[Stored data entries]
-- BEGIN --

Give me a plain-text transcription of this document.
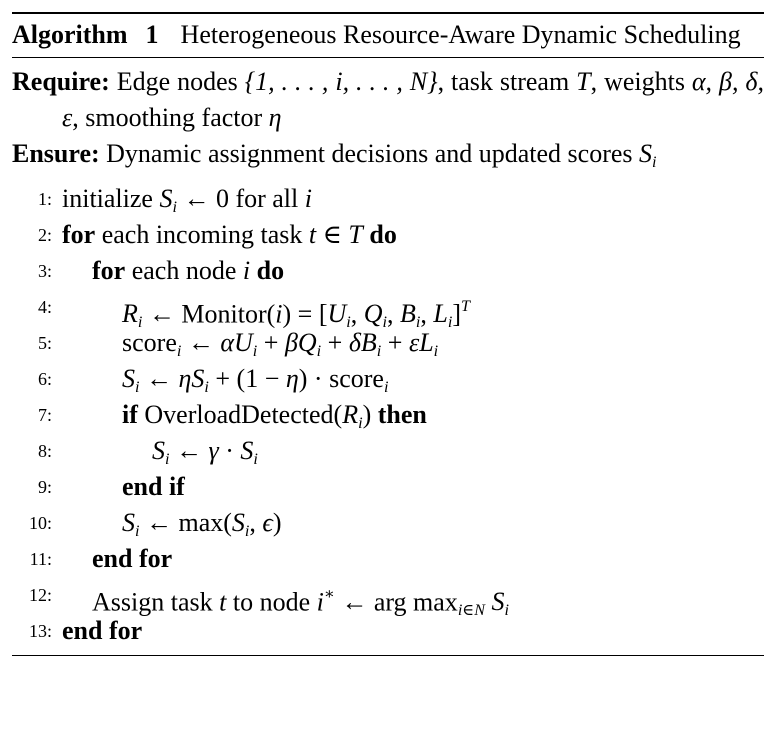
Algorithm 1 Heterogeneous Resource-Aware Dynamic Scheduling
Require: Edge nodes {1, . . . , i, . . . , N}, task stream T, weights α, β, δ, ε, smoothing factor η
Ensure: Dynamic assignment decisions and updated scores $S_i$
1: initialize $S_i$ ← 0 for all i
2: for each incoming task t ∈ T do
3: for each node i do
4:	$R_i$ ← Monitor(i) = [$U_i$, $Q_i$, $B_i$, $L_i]^T$
5:	score$_i$ ← $\alpha U_i + \beta Q_i + \delta B_i + \varepsilon L_i$
6:	$S_i$ ← $\eta S_i + (1 - \eta)$ · score$_i$
7:	if $OverloadDetected(R_i)$ then
8:	$S_i$ ← $\gamma \cdot S_i$
9:	end if
10:	$S_i$ ← $\max(S_i$, ϵ)
11: end for
12: Assign task t to node i∗ ← arg $\max_{i\in N} S_i$
13: end for
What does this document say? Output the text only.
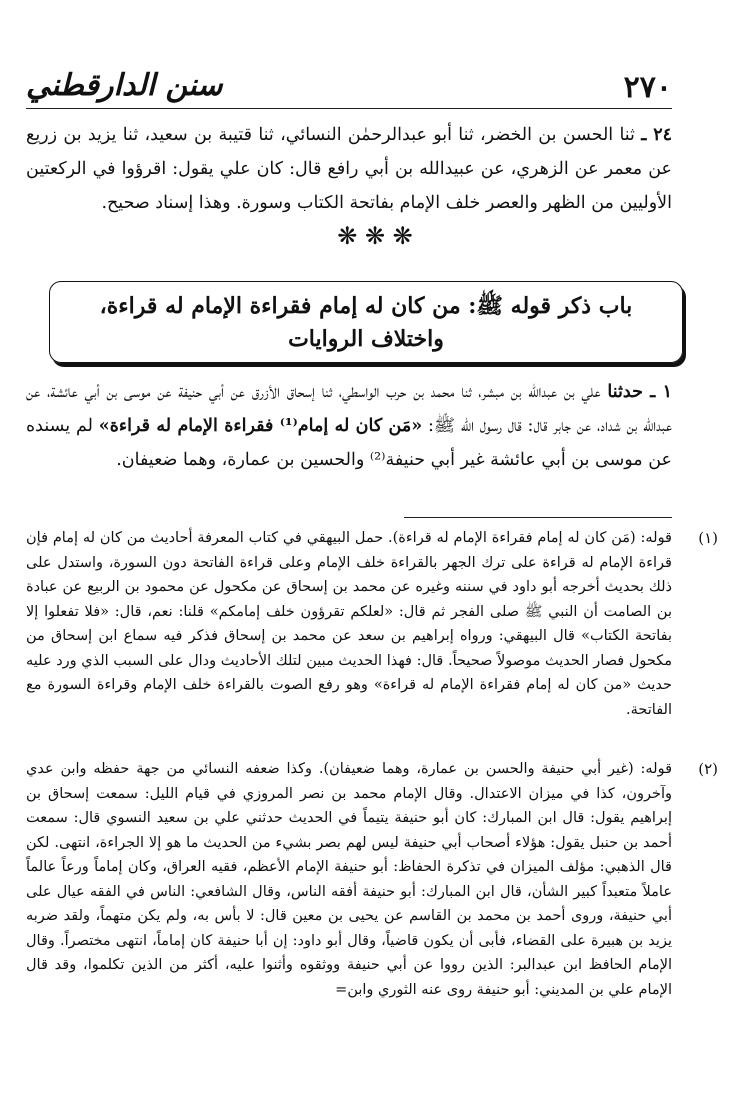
٢٧٠
سنن الدارقطني
٢٤ ـ ثنا الحسن بن الخضر، ثنا أبو عبدالرحمٰن النسائي، ثنا قتيبة بن سعيد، ثنا يزيد بن زريع عن معمر عن الزهري، عن عبيدالله بن أبي رافع قال: كان علي يقول: اقرؤوا في الركعتين الأوليين من الظهر والعصر خلف الإمام بفاتحة الكتاب وسورة. وهذا إسناد صحيح.
❋ ❋ ❋
باب ذكر قوله ﷺ: من كان له إمام فقراءة الإمام له قراءة،
واختلاف الروايات
١ ـ حدثنا علي بن عبدالله بن مبشر، ثنا محمد بن حرب الواسطي، ثنا إسحاق الأزرق عن أبي حنيفة عن موسى بن أبي عائشة، عن عبدالله بن شداد، عن جابر قال: قال رسول الله ﷺ: «مَن كان له إمام⁽¹⁾ فقراءة الإمام له قراءة» لم يسنده عن موسى بن أبي عائشة غير أبي حنيفة⁽²⁾ والحسين بن عمارة، وهما ضعيفان.
(١)
قوله: (مَن كان له إمام فقراءة الإمام له قراءة). حمل البيهقي في كتاب المعرفة أحاديث من كان له إمام فإن قراءة الإمام له قراءة على ترك الجهر بالقراءة خلف الإمام وعلى قراءة الفاتحة دون السورة، واستدل على ذلك بحديث أخرجه أبو داود في سننه وغيره عن محمد بن إسحاق عن مكحول عن محمود بن الربيع عن عبادة بن الصامت أن النبي ﷺ صلى الفجر ثم قال: «لعلكم تقرؤون خلف إمامكم» قلنا: نعم، قال: «فلا تفعلوا إلا بفاتحة الكتاب» قال البيهقي: ورواه إبراهيم بن سعد عن محمد بن إسحاق فذكر فيه سماع ابن إسحاق من مكحول فصار الحديث موصولاً صحيحاً. قال: فهذا الحديث مبين لتلك الأحاديث ودال على السبب الذي ورد عليه حديث «من كان له إمام فقراءة الإمام له قراءة» وهو رفع الصوت بالقراءة خلف الإمام وقراءة السورة مع الفاتحة.
(٢)
قوله: (غير أبي حنيفة والحسن بن عمارة، وهما ضعيفان). وكذا ضعفه النسائي من جهة حفظه وابن عدي وآخرون، كذا في ميزان الاعتدال. وقال الإمام محمد بن نصر المروزي في قيام الليل: سمعت إسحاق بن إبراهيم يقول: قال ابن المبارك: كان أبو حنيفة يتيماً في الحديث حدثني علي بن سعيد النسوي قال: سمعت أحمد بن حنبل يقول: هؤلاء أصحاب أبي حنيفة ليس لهم بصر بشيء من الحديث ما هو إلا الجراءة، انتهى. لكن قال الذهبي: مؤلف الميزان في تذكرة الحفاظ: أبو حنيفة الإمام الأعظم، فقيه العراق، وكان إماماً ورعاً عالماً عاملاً متعبداً كبير الشأن، قال ابن المبارك: أبو حنيفة أفقه الناس، وقال الشافعي: الناس في الفقه عيال على أبي حنيفة، وروى أحمد بن محمد بن القاسم عن يحيى بن معين قال: لا بأس به، ولم يكن متهماً، ولقد ضربه يزيد بن هبيرة على القضاء، فأبى أن يكون قاضياً، وقال أبو داود: إن أبا حنيفة كان إماماً، انتهى مختصراً. وقال الإمام الحافظ ابن عبدالبر: الذين رووا عن أبي حنيفة ووثقوه وأثنوا عليه، أكثر من الذين تكلموا، وقد قال الإمام علي بن المديني: أبو حنيفة روى عنه الثوري وابن=
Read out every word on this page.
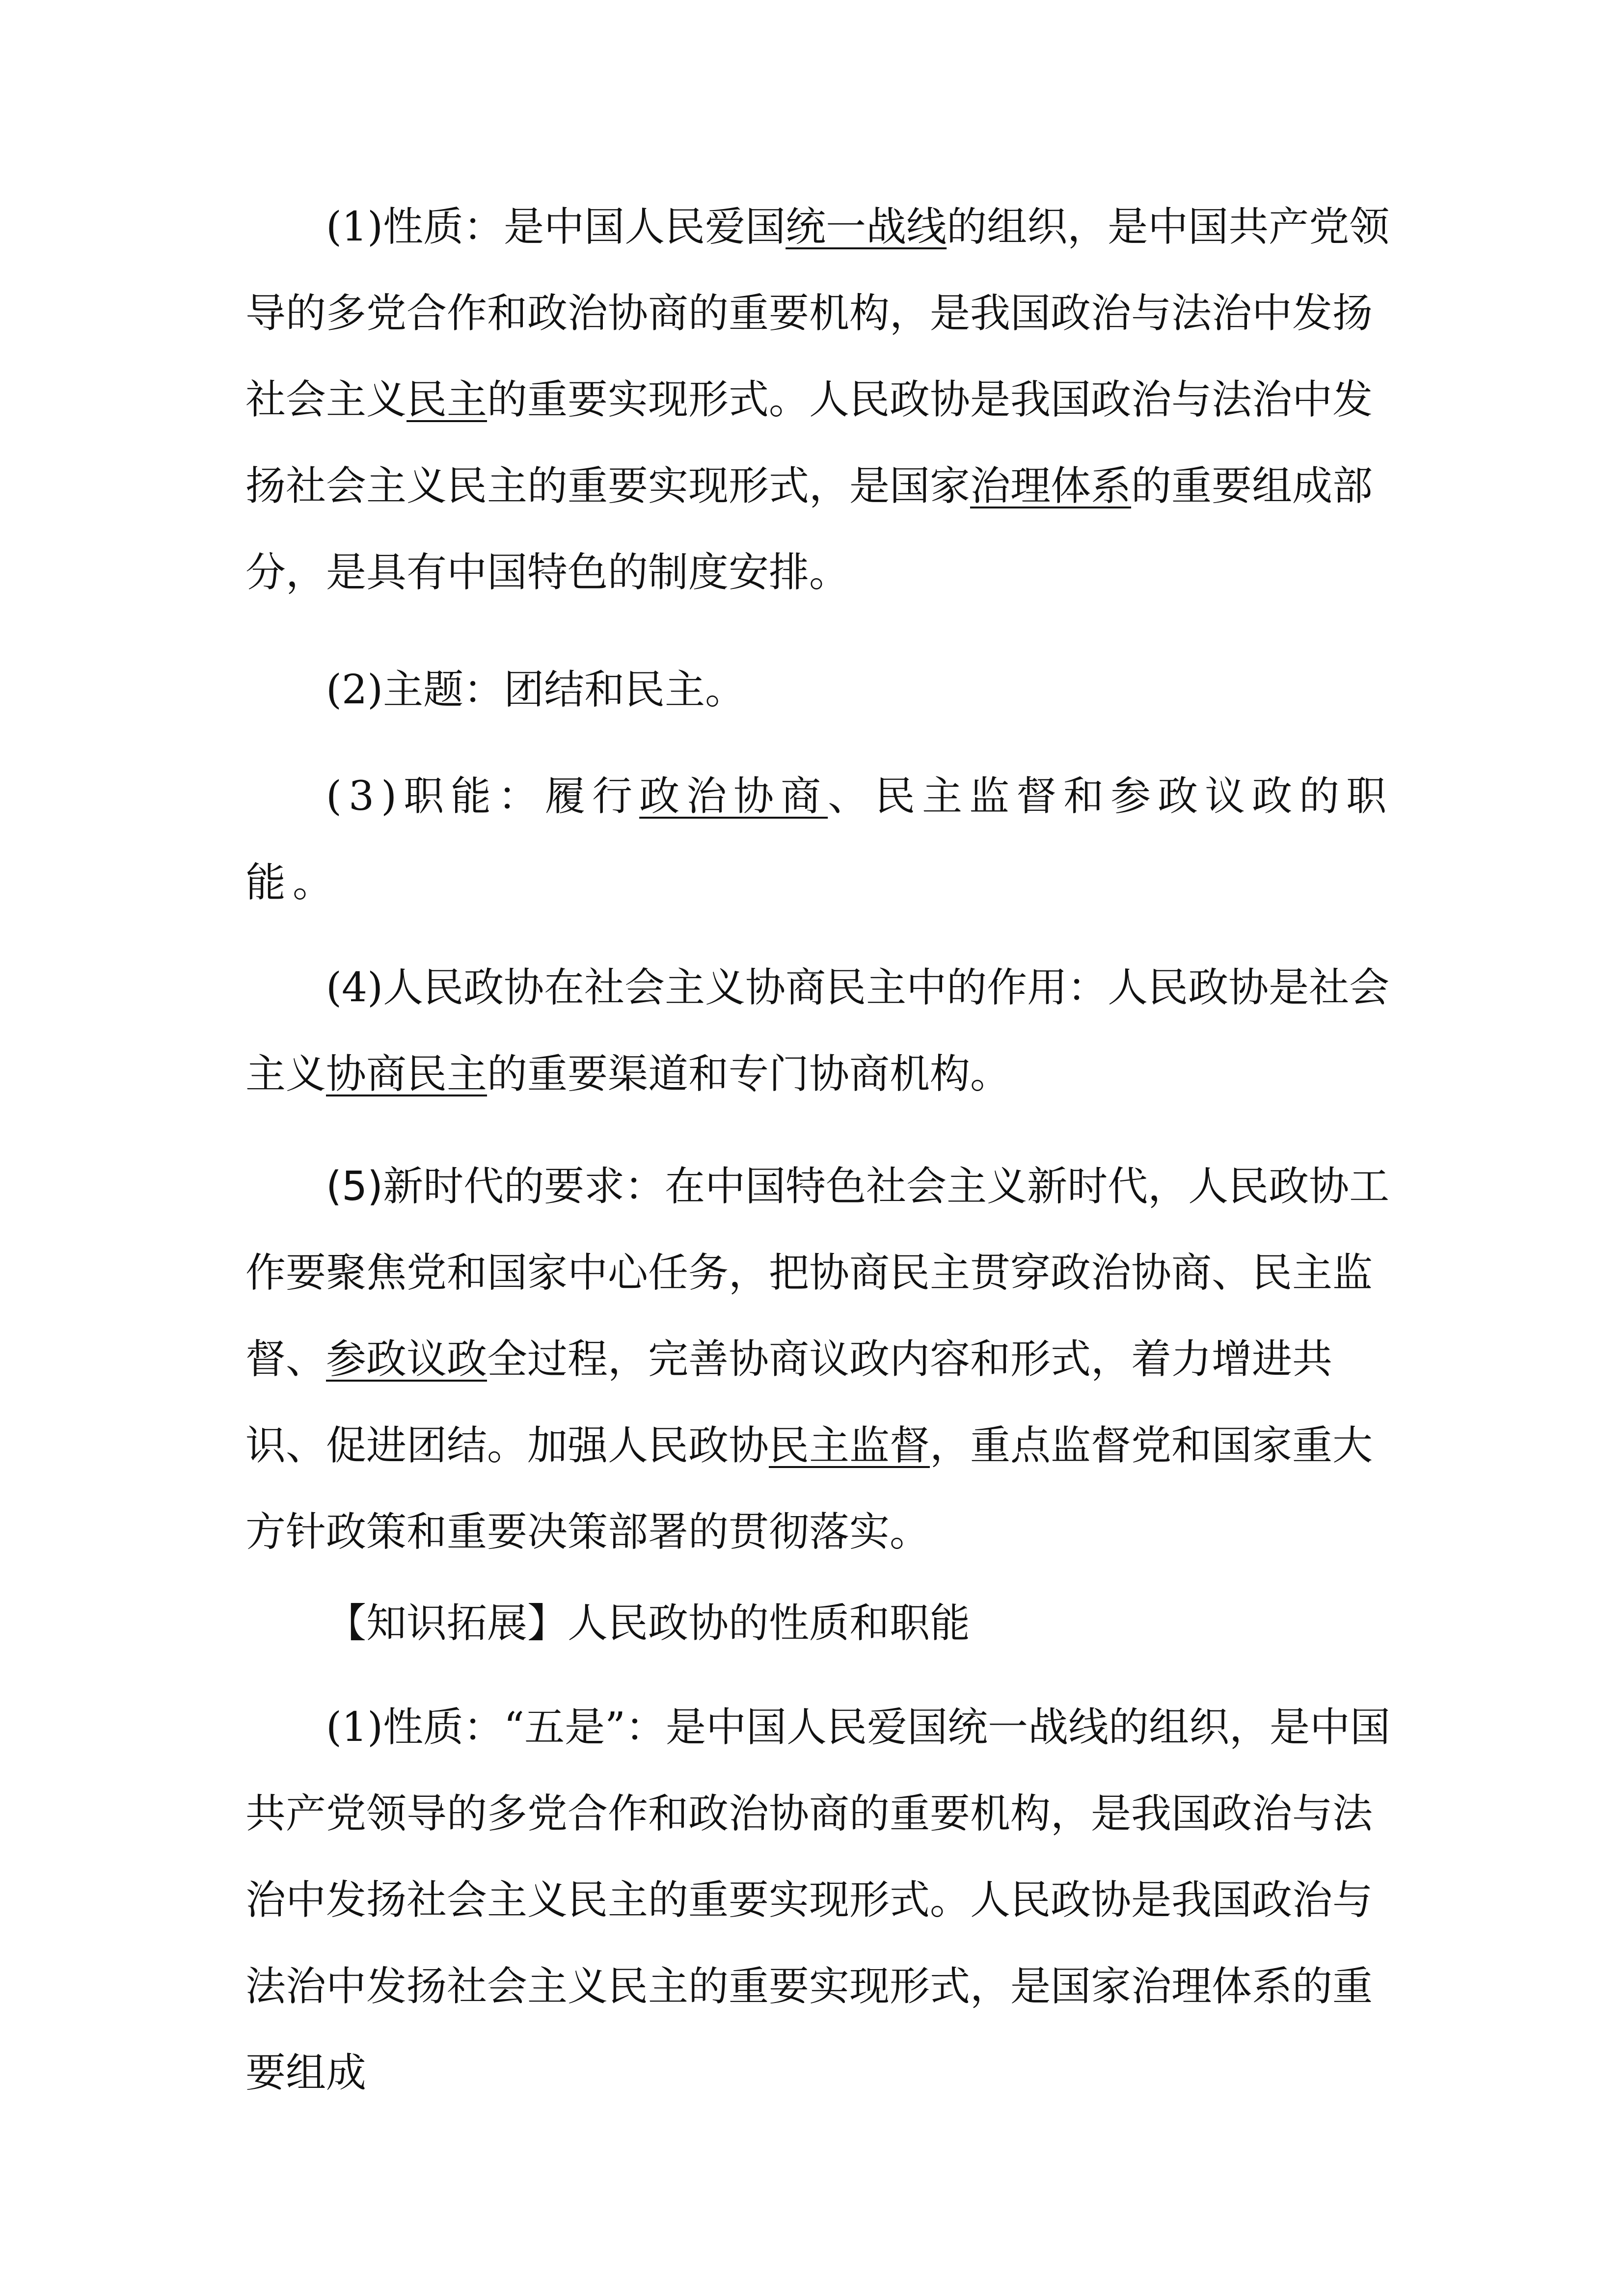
(1)性质：是中国人民爱国统一战线的组织，是中国共产党领导的多党合作和政治协商的重要机构，是我国政治与法治中发扬社会主义民主的重要实现形式。人民政协是我国政治与法治中发扬社会主义民主的重要实现形式，是国家治理体系的重要组成部分，是具有中国特色的制度安排。

(2)主题：团结和民主。

(3)职能：履行政治协商、民主监督和参政议政的职能。

(4)人民政协在社会主义协商民主中的作用：人民政协是社会主义协商民主的重要渠道和专门协商机构。

(5)新时代的要求：在中国特色社会主义新时代，人民政协工作要聚焦党和国家中心任务，把协商民主贯穿政治协商、民主监督、参政议政全过程，完善协商议政内容和形式，着力增进共识、促进团结。加强人民政协民主监督，重点监督党和国家重大方针政策和重要决策部署的贯彻落实。

【知识拓展】人民政协的性质和职能

(1)性质：“五是”：是中国人民爱国统一战线的组织，是中国共产党领导的多党合作和政治协商的重要机构，是我国政治与法治中发扬社会主义民主的重要实现形式。人民政协是我国政治与法治中发扬社会主义民主的重要实现形式，是国家治理体系的重要组成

-- END --

Reply with nothing except the number of lines in the listing above that include "task".

Exercise response: 3